— start of ENTRIES SHOWN —

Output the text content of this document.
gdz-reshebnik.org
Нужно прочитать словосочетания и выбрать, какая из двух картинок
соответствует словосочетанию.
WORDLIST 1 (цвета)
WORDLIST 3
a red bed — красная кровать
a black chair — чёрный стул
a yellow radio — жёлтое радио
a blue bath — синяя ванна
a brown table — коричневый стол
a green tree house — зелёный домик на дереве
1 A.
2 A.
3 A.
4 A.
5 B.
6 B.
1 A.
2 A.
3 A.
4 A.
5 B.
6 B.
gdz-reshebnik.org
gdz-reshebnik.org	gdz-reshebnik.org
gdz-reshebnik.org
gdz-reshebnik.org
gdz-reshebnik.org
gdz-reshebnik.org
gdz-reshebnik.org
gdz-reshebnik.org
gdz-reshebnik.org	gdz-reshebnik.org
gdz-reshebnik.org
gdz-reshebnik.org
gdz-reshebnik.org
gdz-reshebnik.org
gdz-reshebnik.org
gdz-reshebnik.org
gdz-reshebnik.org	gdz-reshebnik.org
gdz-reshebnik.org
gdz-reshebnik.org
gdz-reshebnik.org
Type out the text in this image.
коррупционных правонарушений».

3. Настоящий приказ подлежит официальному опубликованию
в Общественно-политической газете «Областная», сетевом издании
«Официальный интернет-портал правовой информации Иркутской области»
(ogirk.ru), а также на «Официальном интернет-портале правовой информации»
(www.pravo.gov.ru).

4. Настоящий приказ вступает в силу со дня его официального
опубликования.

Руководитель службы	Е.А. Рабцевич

— end of ENTRIES SHOWN —

**WHAT IS BEING ASKED**
Without leaving anything out, quote all the data.

**SOLUTION TO THIS TASK**
Output the text content of this document.
gdz-reshebnik.org
Нужно прочитать словосочетания и выбрать, какая из двух картинок
соответствует словосочетанию.
WORDLIST 1 (цвета)
WORDLIST 3
a red bed — красная кровать
a black chair — чёрный стул
a yellow radio — жёлтое радио
a blue bath — синяя ванна
a brown table — коричневый стол
a green tree house — зелёный домик на дереве
1 A.
2 A.
3 A.
4 A.
5 B.
6 B.
1 A.
2 A.
3 A.
4 A.
5 B.
6 B.
gdz-reshebnik.org
gdz-reshebnik.org	gdz-reshebnik.org
gdz-reshebnik.org
gdz-reshebnik.org
gdz-reshebnik.org
gdz-reshebnik.org
gdz-reshebnik.org
gdz-reshebnik.org
gdz-reshebnik.org	gdz-reshebnik.org
gdz-reshebnik.org
gdz-reshebnik.org
gdz-reshebnik.org
gdz-reshebnik.org
gdz-reshebnik.org
gdz-reshebnik.org
gdz-reshebnik.org	gdz-reshebnik.org
gdz-reshebnik.org
gdz-reshebnik.org
gdz-reshebnik.org
Type out the text in this image.
коррупционных правонарушений».

3. Настоящий приказ подлежит официальному опубликованию
в Общественно-политической газете «Областная», сетевом издании
«Официальный интернет-портал правовой информации Иркутской области»
(ogirk.ru), а также на «Официальном интернет-портале правовой информации»
(www.pravo.gov.ru).

4. Настоящий приказ вступает в силу со дня его официального
опубликования.

Руководитель службы	Е.А. Рабцевич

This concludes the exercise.